[Data excerpts]

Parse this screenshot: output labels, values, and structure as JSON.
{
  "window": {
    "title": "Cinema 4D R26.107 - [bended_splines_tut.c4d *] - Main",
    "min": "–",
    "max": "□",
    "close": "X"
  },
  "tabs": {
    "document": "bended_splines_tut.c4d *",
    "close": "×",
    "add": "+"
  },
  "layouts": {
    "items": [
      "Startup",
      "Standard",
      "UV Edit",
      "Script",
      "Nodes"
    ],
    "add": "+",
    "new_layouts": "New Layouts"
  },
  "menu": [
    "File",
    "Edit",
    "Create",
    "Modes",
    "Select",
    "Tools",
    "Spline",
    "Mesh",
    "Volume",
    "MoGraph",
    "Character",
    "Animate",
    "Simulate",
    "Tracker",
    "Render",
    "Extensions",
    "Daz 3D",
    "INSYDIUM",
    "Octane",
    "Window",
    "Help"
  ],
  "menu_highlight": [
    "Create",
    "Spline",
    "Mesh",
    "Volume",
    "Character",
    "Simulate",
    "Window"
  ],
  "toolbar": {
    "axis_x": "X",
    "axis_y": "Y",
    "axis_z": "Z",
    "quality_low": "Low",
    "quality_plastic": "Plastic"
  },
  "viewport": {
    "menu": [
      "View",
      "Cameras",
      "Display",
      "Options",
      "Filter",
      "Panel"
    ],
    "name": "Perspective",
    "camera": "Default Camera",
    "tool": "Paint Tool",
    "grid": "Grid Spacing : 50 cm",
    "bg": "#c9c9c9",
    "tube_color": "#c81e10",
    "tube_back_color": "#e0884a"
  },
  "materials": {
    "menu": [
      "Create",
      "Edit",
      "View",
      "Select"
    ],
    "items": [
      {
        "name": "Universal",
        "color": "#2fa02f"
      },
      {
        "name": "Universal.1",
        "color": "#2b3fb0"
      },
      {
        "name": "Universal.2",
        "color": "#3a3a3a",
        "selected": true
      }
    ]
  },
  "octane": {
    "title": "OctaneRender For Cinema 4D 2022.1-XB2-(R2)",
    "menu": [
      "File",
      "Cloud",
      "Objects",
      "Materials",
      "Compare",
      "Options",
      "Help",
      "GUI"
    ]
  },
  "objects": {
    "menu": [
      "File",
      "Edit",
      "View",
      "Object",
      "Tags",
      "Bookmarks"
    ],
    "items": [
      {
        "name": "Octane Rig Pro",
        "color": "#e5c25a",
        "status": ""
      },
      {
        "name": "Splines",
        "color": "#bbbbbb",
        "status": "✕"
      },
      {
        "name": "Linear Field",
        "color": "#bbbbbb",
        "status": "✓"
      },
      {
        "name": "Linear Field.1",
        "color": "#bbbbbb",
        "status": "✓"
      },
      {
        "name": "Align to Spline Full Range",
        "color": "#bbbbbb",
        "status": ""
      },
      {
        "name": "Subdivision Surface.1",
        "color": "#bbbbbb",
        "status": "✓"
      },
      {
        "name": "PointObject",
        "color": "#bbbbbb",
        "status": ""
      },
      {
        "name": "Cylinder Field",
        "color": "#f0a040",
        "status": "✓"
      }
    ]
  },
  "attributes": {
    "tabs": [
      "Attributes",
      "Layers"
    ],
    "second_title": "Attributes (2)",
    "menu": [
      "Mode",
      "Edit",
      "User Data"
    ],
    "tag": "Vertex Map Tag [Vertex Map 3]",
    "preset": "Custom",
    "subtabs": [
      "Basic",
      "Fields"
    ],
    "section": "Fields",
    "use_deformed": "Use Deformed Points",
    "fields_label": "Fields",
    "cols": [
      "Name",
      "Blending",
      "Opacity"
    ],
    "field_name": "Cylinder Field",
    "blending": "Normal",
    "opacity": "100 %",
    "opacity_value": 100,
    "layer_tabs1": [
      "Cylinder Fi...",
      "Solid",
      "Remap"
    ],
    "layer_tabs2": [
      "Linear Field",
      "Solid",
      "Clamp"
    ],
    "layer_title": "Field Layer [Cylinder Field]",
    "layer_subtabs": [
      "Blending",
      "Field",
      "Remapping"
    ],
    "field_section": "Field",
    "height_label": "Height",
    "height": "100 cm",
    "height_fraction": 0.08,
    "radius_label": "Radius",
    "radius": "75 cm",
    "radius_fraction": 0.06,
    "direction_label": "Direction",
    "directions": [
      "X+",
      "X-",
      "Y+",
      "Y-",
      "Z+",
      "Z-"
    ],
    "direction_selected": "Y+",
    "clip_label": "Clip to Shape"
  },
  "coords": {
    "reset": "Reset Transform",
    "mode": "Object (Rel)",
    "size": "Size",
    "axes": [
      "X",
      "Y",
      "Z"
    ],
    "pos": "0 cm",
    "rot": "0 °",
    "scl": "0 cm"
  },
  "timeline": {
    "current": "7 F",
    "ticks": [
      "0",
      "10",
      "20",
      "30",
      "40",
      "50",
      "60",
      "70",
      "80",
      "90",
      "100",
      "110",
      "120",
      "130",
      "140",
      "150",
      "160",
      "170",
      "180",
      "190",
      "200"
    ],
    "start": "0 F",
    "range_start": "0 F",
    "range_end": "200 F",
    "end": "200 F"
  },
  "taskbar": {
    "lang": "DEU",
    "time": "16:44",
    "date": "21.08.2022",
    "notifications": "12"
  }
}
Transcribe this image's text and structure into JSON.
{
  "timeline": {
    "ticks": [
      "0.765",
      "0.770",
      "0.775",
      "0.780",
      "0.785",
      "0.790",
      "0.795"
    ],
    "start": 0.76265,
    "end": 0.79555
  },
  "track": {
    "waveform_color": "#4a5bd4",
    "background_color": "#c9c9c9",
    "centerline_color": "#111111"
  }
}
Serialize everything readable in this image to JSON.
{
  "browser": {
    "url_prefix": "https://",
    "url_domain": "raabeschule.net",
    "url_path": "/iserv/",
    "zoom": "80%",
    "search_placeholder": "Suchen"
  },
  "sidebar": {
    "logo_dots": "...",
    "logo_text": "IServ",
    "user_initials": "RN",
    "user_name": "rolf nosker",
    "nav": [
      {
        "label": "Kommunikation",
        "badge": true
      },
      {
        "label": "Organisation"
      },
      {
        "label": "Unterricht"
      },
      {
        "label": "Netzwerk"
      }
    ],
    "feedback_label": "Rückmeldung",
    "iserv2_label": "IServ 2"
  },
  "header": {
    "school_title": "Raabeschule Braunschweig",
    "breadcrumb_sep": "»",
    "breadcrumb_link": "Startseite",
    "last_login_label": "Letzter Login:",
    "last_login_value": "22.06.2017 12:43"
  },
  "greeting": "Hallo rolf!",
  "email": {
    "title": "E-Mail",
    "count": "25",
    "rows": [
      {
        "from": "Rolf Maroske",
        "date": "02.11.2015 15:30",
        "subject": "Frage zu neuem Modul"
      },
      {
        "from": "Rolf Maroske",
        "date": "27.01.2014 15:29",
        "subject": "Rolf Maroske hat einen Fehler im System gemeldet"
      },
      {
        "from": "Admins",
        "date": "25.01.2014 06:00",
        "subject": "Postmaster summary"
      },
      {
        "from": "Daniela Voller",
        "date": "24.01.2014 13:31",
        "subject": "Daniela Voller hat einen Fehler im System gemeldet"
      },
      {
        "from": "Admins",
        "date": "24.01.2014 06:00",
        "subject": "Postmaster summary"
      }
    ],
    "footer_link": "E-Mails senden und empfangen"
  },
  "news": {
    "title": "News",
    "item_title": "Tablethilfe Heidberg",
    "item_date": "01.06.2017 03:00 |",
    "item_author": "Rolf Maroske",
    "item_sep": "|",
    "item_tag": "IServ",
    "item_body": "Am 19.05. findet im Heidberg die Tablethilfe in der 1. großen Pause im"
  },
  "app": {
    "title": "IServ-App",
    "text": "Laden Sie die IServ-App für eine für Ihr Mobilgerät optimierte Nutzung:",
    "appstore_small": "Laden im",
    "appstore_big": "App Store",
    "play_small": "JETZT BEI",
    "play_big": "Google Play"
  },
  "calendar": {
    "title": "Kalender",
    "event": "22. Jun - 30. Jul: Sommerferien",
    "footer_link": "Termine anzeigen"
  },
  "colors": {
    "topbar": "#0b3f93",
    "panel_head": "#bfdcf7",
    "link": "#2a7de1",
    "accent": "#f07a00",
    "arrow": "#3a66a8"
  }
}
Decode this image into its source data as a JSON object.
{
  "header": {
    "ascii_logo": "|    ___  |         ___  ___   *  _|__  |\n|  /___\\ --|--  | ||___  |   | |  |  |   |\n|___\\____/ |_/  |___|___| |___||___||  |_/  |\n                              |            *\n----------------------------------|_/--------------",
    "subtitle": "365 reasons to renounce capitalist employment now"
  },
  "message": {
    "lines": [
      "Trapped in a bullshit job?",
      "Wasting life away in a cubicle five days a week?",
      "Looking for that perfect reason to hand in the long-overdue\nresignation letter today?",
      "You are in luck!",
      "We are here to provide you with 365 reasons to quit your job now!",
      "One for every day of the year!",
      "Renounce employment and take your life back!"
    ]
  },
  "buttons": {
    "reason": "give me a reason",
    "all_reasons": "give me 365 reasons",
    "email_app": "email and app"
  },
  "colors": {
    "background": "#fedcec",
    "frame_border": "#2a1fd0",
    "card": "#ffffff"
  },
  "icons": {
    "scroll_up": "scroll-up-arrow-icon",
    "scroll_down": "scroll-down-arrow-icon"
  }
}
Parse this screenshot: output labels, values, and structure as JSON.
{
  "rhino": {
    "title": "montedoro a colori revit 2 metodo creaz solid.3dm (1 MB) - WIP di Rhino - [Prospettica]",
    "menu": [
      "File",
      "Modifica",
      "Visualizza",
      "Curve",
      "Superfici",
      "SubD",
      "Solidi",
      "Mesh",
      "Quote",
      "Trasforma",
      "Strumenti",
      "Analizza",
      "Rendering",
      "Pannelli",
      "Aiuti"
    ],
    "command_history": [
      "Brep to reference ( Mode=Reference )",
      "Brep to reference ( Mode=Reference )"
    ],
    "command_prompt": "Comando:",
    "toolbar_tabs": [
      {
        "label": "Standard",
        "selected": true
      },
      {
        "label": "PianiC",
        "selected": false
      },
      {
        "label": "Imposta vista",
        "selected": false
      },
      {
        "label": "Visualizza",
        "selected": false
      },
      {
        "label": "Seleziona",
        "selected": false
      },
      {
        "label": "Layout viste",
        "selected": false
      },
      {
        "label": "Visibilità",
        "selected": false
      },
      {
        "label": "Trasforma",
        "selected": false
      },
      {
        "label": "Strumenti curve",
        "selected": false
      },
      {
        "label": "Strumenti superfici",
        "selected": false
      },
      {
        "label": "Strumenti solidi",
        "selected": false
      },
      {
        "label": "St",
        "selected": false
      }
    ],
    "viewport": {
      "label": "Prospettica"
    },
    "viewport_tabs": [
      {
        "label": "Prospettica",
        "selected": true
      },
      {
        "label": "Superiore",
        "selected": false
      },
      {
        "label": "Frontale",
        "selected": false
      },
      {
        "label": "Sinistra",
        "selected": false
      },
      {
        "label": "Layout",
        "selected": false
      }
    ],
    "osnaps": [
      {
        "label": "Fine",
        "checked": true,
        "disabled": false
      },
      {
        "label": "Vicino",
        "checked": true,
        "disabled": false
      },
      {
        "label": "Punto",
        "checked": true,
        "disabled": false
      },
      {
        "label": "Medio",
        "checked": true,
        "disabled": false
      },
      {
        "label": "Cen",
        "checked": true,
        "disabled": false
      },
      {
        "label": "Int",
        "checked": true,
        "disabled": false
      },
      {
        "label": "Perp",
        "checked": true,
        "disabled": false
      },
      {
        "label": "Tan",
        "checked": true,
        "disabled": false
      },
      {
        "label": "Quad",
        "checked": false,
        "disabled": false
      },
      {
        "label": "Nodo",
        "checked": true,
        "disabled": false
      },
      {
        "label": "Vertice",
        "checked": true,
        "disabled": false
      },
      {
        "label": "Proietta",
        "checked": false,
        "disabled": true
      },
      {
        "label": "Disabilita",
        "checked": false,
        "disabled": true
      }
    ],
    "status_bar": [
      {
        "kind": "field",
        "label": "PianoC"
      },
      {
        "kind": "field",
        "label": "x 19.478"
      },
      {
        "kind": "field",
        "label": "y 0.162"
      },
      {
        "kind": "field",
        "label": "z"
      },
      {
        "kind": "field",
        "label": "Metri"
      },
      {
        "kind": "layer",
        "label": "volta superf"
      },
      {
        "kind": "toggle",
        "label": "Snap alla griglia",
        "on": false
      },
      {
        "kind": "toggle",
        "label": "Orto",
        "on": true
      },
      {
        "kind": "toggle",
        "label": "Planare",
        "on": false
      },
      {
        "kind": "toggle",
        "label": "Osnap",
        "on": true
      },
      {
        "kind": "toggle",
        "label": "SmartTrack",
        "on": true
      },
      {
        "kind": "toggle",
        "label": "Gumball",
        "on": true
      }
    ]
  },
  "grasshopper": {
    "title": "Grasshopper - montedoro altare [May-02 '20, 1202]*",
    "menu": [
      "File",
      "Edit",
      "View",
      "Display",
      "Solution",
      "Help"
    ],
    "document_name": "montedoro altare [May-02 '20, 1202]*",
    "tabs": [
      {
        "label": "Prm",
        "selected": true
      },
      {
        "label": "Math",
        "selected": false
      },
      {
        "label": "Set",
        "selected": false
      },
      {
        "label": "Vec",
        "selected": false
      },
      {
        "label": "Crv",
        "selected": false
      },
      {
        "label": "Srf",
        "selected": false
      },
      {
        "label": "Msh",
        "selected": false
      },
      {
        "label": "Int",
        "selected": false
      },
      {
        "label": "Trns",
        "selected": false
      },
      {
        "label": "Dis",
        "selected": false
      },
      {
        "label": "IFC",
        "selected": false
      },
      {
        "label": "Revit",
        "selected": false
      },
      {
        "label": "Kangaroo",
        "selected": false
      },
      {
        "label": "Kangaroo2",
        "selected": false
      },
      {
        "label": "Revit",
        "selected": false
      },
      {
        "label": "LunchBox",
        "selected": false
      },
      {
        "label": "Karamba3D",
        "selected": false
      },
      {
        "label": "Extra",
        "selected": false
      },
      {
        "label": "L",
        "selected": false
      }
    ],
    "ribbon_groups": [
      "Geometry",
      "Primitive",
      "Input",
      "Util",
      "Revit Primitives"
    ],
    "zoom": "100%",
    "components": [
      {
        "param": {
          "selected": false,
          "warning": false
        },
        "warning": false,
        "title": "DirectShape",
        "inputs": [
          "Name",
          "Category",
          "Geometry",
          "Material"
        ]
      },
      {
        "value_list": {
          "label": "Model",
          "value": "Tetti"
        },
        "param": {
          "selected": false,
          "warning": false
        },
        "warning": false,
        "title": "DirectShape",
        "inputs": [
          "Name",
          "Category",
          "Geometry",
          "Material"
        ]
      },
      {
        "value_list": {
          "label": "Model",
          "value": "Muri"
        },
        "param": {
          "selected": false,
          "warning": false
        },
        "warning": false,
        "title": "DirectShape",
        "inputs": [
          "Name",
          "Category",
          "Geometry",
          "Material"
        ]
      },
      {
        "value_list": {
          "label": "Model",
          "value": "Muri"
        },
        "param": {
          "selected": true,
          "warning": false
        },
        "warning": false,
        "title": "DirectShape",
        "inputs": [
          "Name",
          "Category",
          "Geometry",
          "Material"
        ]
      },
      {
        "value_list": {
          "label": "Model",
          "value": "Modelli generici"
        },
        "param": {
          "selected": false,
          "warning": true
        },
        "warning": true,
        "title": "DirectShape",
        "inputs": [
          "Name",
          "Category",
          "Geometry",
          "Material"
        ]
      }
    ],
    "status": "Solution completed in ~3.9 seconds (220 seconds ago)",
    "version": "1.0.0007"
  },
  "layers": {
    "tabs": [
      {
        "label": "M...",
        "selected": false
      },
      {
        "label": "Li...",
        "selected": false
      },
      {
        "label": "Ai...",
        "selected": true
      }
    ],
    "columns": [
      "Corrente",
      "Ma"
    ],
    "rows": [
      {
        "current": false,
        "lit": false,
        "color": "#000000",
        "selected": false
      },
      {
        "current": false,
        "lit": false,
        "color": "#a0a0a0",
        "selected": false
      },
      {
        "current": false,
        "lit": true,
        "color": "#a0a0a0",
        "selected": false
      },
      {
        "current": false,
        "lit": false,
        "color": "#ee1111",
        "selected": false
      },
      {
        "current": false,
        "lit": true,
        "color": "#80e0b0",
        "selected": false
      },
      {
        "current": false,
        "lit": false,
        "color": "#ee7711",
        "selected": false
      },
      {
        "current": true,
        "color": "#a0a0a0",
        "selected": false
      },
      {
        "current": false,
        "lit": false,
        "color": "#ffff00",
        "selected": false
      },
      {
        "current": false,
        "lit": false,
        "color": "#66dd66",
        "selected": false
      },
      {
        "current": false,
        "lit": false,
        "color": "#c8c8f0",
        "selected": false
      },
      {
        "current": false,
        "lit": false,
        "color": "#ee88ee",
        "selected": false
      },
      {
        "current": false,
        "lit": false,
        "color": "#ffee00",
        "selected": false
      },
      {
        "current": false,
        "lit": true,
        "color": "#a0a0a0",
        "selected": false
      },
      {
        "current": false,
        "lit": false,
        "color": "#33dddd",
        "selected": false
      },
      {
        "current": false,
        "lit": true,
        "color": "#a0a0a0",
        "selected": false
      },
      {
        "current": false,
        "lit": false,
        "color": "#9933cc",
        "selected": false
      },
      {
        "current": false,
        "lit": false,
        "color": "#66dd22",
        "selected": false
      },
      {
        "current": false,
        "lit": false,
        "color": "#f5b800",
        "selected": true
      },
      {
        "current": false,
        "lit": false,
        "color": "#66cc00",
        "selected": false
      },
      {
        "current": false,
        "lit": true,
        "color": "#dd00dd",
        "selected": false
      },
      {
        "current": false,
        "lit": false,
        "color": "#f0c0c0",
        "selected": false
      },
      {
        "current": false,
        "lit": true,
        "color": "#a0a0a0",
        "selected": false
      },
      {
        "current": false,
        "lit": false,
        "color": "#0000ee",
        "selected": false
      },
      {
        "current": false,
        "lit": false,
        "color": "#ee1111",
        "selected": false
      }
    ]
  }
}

◆ Goal of the exercise ◆
Find the lines containing "Voller" and pull them out.

◆ Result ◆
        "from": "Daniela Voller",
        "subject": "Daniela Voller hat einen Fehler im System gemeldet"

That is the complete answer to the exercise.